### Aim
The records below hold pictures; please leave those out and retype the rest exactly.
-- -- --
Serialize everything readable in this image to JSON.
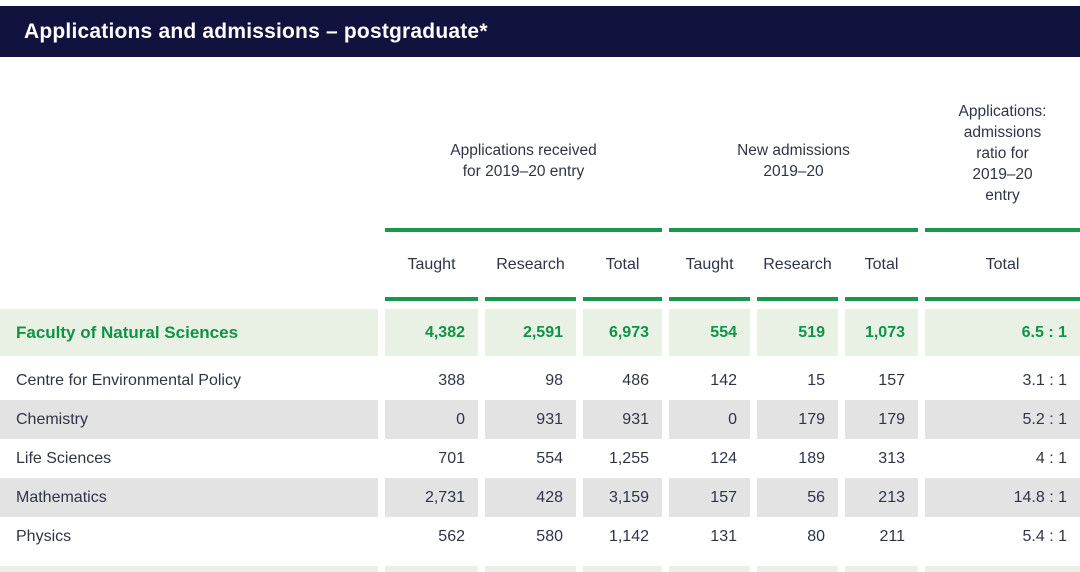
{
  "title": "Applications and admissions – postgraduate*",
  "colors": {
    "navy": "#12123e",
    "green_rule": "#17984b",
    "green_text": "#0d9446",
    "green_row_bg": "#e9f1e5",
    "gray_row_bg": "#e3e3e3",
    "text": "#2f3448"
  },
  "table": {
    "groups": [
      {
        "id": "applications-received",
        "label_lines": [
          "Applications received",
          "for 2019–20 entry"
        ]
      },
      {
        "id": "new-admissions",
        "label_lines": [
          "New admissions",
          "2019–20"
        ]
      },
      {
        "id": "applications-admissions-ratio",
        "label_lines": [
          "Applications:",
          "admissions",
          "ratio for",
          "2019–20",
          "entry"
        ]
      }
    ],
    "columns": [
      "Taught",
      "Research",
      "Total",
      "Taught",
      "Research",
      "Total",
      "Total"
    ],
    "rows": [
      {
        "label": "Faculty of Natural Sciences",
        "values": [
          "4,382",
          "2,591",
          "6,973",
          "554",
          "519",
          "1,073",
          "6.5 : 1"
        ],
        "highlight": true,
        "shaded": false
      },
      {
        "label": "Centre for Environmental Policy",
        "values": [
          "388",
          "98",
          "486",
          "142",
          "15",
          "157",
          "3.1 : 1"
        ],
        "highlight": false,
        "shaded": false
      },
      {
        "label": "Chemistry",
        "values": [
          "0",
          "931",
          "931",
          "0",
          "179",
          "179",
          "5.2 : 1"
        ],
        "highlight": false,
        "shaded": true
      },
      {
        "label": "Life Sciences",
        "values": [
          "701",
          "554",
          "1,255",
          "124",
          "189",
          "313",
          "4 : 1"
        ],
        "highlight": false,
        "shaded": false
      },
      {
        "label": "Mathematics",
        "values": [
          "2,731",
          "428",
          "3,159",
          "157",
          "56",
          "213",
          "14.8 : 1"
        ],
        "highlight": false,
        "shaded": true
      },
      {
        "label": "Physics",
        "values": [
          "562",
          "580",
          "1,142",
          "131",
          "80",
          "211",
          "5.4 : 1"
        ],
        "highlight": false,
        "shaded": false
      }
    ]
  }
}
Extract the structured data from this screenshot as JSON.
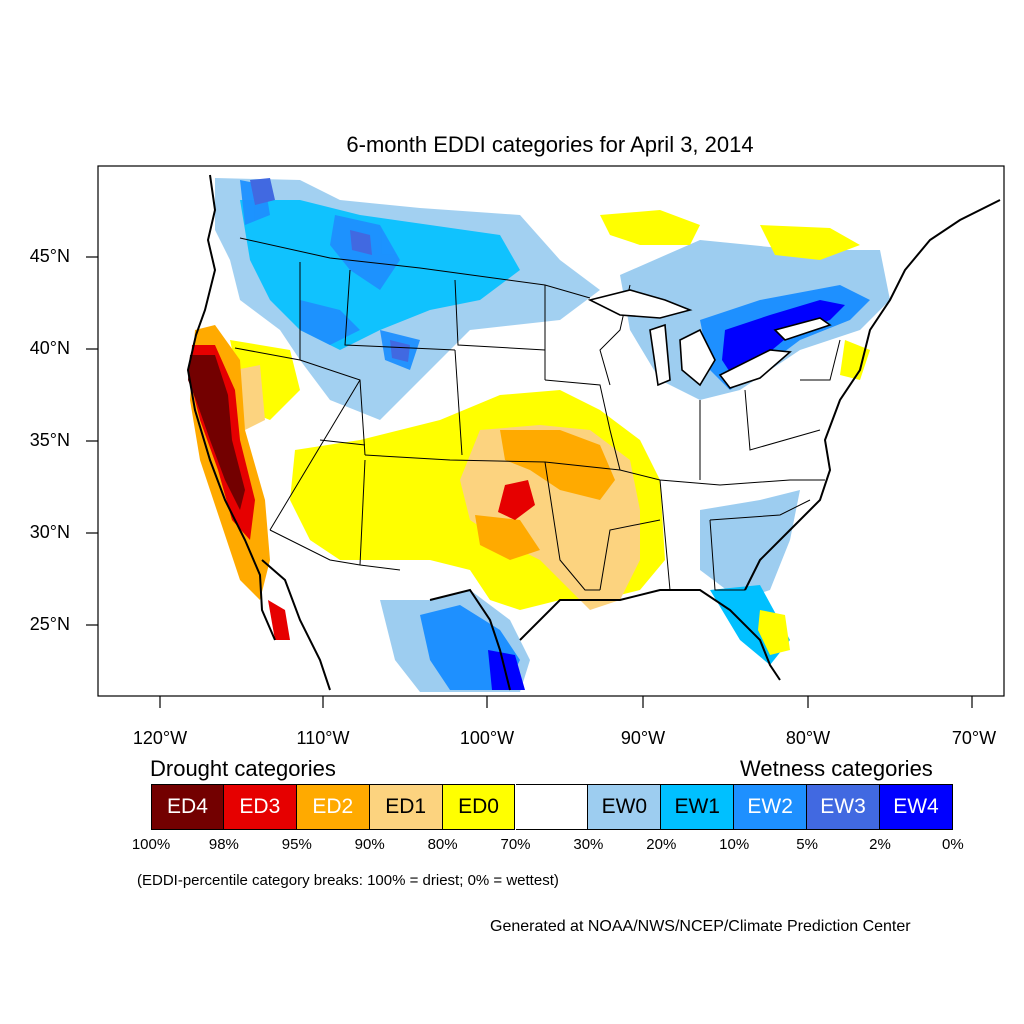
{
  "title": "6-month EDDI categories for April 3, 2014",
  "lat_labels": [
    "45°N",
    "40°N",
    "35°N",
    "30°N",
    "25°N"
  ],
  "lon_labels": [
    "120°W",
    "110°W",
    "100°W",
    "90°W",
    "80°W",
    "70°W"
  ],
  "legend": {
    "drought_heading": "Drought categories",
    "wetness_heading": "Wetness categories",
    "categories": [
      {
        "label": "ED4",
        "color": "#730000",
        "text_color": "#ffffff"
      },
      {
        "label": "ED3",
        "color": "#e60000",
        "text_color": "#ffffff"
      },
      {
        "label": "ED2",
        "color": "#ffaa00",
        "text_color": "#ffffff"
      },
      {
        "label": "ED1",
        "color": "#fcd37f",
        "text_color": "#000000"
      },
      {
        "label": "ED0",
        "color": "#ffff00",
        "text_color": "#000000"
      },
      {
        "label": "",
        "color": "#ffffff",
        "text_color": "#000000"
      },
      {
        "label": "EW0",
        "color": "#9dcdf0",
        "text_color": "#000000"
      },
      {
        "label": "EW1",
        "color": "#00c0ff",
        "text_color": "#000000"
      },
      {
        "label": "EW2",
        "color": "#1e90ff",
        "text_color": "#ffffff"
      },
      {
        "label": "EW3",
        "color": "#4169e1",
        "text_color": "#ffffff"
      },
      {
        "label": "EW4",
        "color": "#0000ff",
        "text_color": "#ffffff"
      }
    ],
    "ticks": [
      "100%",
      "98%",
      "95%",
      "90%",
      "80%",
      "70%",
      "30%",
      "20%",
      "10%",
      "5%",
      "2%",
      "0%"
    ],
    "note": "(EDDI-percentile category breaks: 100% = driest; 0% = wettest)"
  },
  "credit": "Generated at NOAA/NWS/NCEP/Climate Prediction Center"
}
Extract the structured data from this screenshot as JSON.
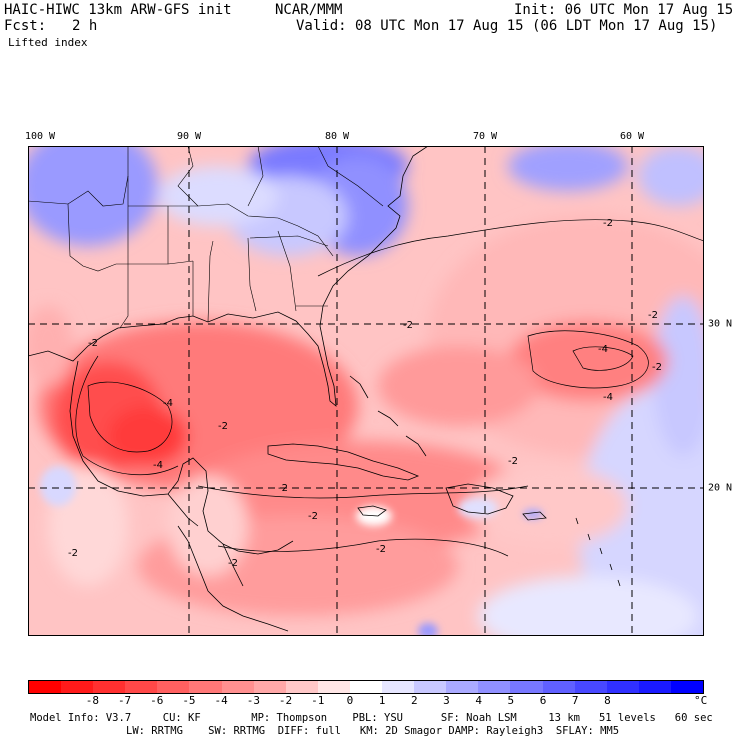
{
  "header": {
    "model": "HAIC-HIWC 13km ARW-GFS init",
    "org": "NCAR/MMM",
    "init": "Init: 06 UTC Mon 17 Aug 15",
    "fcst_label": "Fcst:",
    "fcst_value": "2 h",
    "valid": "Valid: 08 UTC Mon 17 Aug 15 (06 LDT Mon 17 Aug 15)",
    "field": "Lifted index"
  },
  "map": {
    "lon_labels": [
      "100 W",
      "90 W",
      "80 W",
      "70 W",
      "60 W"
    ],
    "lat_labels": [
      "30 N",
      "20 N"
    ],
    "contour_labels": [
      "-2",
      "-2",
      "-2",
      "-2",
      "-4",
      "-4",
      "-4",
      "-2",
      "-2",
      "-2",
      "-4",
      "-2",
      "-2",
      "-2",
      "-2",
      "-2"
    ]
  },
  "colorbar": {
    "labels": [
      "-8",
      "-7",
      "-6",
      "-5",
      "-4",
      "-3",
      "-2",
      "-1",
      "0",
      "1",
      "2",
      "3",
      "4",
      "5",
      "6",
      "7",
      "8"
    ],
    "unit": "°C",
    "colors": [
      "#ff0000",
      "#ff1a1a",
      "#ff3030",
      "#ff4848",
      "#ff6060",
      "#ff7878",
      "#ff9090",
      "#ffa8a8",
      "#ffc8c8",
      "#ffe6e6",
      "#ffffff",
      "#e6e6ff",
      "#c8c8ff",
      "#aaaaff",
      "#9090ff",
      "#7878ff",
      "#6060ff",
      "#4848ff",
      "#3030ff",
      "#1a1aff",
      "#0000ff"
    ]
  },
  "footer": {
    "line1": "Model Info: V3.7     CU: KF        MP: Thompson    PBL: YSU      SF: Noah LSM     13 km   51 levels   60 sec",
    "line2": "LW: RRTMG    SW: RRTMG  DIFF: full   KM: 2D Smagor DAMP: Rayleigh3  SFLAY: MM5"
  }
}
-- -- --
### Final answer
Serialize everything readable in this image to JSON.
{
  "title": "Applications and admissions – postgraduate*",
  "colors": {
    "navy": "#12123e",
    "green_rule": "#17984b",
    "green_text": "#0d9446",
    "green_row_bg": "#e9f1e5",
    "gray_row_bg": "#e3e3e3",
    "text": "#2f3448"
  },
  "table": {
    "groups": [
      {
        "id": "applications-received",
        "label_lines": [
          "Applications received",
          "for 2019–20 entry"
        ]
      },
      {
        "id": "new-admissions",
        "label_lines": [
          "New admissions",
          "2019–20"
        ]
      },
      {
        "id": "applications-admissions-ratio",
        "label_lines": [
          "Applications:",
          "admissions",
          "ratio for",
          "2019–20",
          "entry"
        ]
      }
    ],
    "columns": [
      "Taught",
      "Research",
      "Total",
      "Taught",
      "Research",
      "Total",
      "Total"
    ],
    "rows": [
      {
        "label": "Faculty of Natural Sciences",
        "values": [
          "4,382",
          "2,591",
          "6,973",
          "554",
          "519",
          "1,073",
          "6.5 : 1"
        ],
        "highlight": true,
        "shaded": false
      },
      {
        "label": "Centre for Environmental Policy",
        "values": [
          "388",
          "98",
          "486",
          "142",
          "15",
          "157",
          "3.1 : 1"
        ],
        "highlight": false,
        "shaded": false
      },
      {
        "label": "Chemistry",
        "values": [
          "0",
          "931",
          "931",
          "0",
          "179",
          "179",
          "5.2 : 1"
        ],
        "highlight": false,
        "shaded": true
      },
      {
        "label": "Life Sciences",
        "values": [
          "701",
          "554",
          "1,255",
          "124",
          "189",
          "313",
          "4 : 1"
        ],
        "highlight": false,
        "shaded": false
      },
      {
        "label": "Mathematics",
        "values": [
          "2,731",
          "428",
          "3,159",
          "157",
          "56",
          "213",
          "14.8 : 1"
        ],
        "highlight": false,
        "shaded": true
      },
      {
        "label": "Physics",
        "values": [
          "562",
          "580",
          "1,142",
          "131",
          "80",
          "211",
          "5.4 : 1"
        ],
        "highlight": false,
        "shaded": false
      }
    ]
  }
}
Extract the structured data from this screenshot as JSON.
{
  "title": "6-month EDDI categories for April 3, 2014",
  "lat_labels": [
    "45°N",
    "40°N",
    "35°N",
    "30°N",
    "25°N"
  ],
  "lon_labels": [
    "120°W",
    "110°W",
    "100°W",
    "90°W",
    "80°W",
    "70°W"
  ],
  "legend": {
    "drought_heading": "Drought categories",
    "wetness_heading": "Wetness categories",
    "categories": [
      {
        "label": "ED4",
        "color": "#730000",
        "text_color": "#ffffff"
      },
      {
        "label": "ED3",
        "color": "#e60000",
        "text_color": "#ffffff"
      },
      {
        "label": "ED2",
        "color": "#ffaa00",
        "text_color": "#ffffff"
      },
      {
        "label": "ED1",
        "color": "#fcd37f",
        "text_color": "#000000"
      },
      {
        "label": "ED0",
        "color": "#ffff00",
        "text_color": "#000000"
      },
      {
        "label": "",
        "color": "#ffffff",
        "text_color": "#000000"
      },
      {
        "label": "EW0",
        "color": "#9dcdf0",
        "text_color": "#000000"
      },
      {
        "label": "EW1",
        "color": "#00c0ff",
        "text_color": "#000000"
      },
      {
        "label": "EW2",
        "color": "#1e90ff",
        "text_color": "#ffffff"
      },
      {
        "label": "EW3",
        "color": "#4169e1",
        "text_color": "#ffffff"
      },
      {
        "label": "EW4",
        "color": "#0000ff",
        "text_color": "#ffffff"
      }
    ],
    "ticks": [
      "100%",
      "98%",
      "95%",
      "90%",
      "80%",
      "70%",
      "30%",
      "20%",
      "10%",
      "5%",
      "2%",
      "0%"
    ],
    "note": "(EDDI-percentile category breaks: 100% = driest; 0% = wettest)"
  },
  "credit": "Generated at NOAA/NWS/NCEP/Climate Prediction Center"
}
Extract the structured data from this screenshot as JSON.
{
  "header": {
    "model": "HAIC-HIWC 13km ARW-GFS init",
    "org": "NCAR/MMM",
    "init": "Init: 06 UTC Mon 17 Aug 15",
    "fcst_label": "Fcst:",
    "fcst_value": "2 h",
    "valid": "Valid: 08 UTC Mon 17 Aug 15 (06 LDT Mon 17 Aug 15)",
    "field": "Lifted index"
  },
  "map": {
    "lon_labels": [
      "100 W",
      "90 W",
      "80 W",
      "70 W",
      "60 W"
    ],
    "lat_labels": [
      "30 N",
      "20 N"
    ],
    "contour_labels": [
      "-2",
      "-2",
      "-2",
      "-2",
      "-4",
      "-4",
      "-4",
      "-2",
      "-2",
      "-2",
      "-4",
      "-2",
      "-2",
      "-2",
      "-2",
      "-2"
    ]
  },
  "colorbar": {
    "labels": [
      "-8",
      "-7",
      "-6",
      "-5",
      "-4",
      "-3",
      "-2",
      "-1",
      "0",
      "1",
      "2",
      "3",
      "4",
      "5",
      "6",
      "7",
      "8"
    ],
    "unit": "°C",
    "colors": [
      "#ff0000",
      "#ff1a1a",
      "#ff3030",
      "#ff4848",
      "#ff6060",
      "#ff7878",
      "#ff9090",
      "#ffa8a8",
      "#ffc8c8",
      "#ffe6e6",
      "#ffffff",
      "#e6e6ff",
      "#c8c8ff",
      "#aaaaff",
      "#9090ff",
      "#7878ff",
      "#6060ff",
      "#4848ff",
      "#3030ff",
      "#1a1aff",
      "#0000ff"
    ]
  },
  "footer": {
    "line1": "Model Info: V3.7     CU: KF        MP: Thompson    PBL: YSU      SF: Noah LSM     13 km   51 levels   60 sec",
    "line2": "LW: RRTMG    SW: RRTMG  DIFF: full   KM: 2D Smagor DAMP: Rayleigh3  SFLAY: MM5"
  }
}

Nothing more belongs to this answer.